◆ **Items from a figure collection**
+++++
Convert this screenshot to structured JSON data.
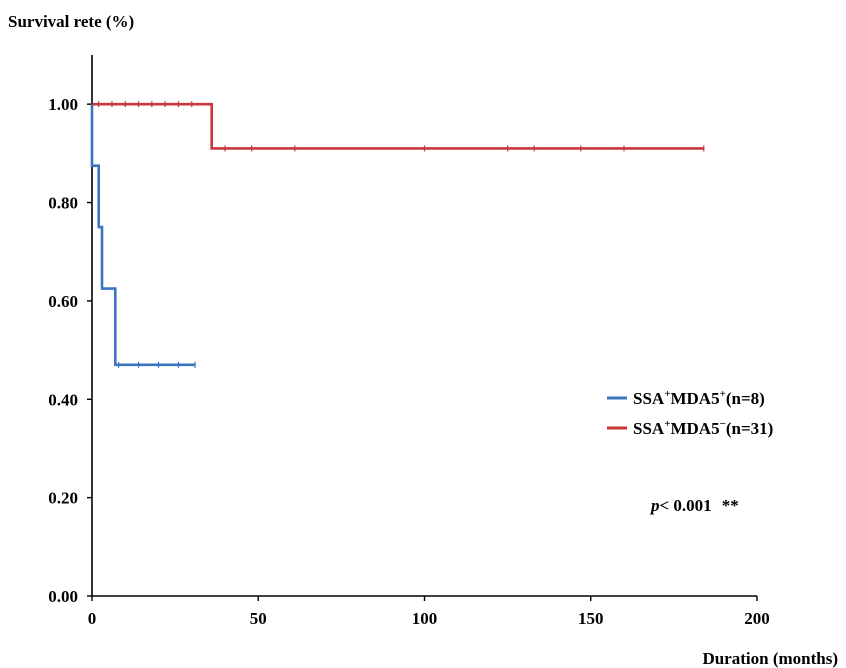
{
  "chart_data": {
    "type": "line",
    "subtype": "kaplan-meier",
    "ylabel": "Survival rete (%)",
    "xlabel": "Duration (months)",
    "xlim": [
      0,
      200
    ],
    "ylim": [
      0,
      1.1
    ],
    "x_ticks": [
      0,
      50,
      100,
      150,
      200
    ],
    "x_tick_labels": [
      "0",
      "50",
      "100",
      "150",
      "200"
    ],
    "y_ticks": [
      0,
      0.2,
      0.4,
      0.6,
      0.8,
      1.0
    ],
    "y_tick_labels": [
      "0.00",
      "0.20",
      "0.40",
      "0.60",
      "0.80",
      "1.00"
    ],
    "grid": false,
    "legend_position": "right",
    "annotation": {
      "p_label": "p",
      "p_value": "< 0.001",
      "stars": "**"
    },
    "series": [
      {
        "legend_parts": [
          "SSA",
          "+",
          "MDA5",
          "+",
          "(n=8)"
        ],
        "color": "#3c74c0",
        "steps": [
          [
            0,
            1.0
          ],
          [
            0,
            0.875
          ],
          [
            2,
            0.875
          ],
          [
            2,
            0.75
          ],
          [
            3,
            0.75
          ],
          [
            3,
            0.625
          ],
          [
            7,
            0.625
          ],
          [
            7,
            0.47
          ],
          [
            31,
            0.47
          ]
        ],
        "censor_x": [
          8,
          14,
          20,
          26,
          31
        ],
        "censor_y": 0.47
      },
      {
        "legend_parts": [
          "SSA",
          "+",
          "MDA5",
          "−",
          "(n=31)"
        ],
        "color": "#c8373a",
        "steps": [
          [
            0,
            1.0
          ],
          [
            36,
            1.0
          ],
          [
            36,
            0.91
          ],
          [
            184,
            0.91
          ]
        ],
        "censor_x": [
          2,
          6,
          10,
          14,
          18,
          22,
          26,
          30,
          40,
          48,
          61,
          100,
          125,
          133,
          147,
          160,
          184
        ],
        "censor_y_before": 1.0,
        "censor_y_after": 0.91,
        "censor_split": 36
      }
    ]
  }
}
+++++
◆ **AIM OF THE TASK**
Reproduce the full listing above verbatim, with no pictures included.

◆ **WRITTEN RESPONSE**
Convert this screenshot to structured JSON data.
{
  "chart_data": {
    "type": "line",
    "subtype": "kaplan-meier",
    "ylabel": "Survival rete (%)",
    "xlabel": "Duration (months)",
    "xlim": [
      0,
      200
    ],
    "ylim": [
      0,
      1.1
    ],
    "x_ticks": [
      0,
      50,
      100,
      150,
      200
    ],
    "x_tick_labels": [
      "0",
      "50",
      "100",
      "150",
      "200"
    ],
    "y_ticks": [
      0,
      0.2,
      0.4,
      0.6,
      0.8,
      1.0
    ],
    "y_tick_labels": [
      "0.00",
      "0.20",
      "0.40",
      "0.60",
      "0.80",
      "1.00"
    ],
    "grid": false,
    "legend_position": "right",
    "annotation": {
      "p_label": "p",
      "p_value": "< 0.001",
      "stars": "**"
    },
    "series": [
      {
        "legend_parts": [
          "SSA",
          "+",
          "MDA5",
          "+",
          "(n=8)"
        ],
        "color": "#3c74c0",
        "steps": [
          [
            0,
            1.0
          ],
          [
            0,
            0.875
          ],
          [
            2,
            0.875
          ],
          [
            2,
            0.75
          ],
          [
            3,
            0.75
          ],
          [
            3,
            0.625
          ],
          [
            7,
            0.625
          ],
          [
            7,
            0.47
          ],
          [
            31,
            0.47
          ]
        ],
        "censor_x": [
          8,
          14,
          20,
          26,
          31
        ],
        "censor_y": 0.47
      },
      {
        "legend_parts": [
          "SSA",
          "+",
          "MDA5",
          "−",
          "(n=31)"
        ],
        "color": "#c8373a",
        "steps": [
          [
            0,
            1.0
          ],
          [
            36,
            1.0
          ],
          [
            36,
            0.91
          ],
          [
            184,
            0.91
          ]
        ],
        "censor_x": [
          2,
          6,
          10,
          14,
          18,
          22,
          26,
          30,
          40,
          48,
          61,
          100,
          125,
          133,
          147,
          160,
          184
        ],
        "censor_y_before": 1.0,
        "censor_y_after": 0.91,
        "censor_split": 36
      }
    ]
  }
}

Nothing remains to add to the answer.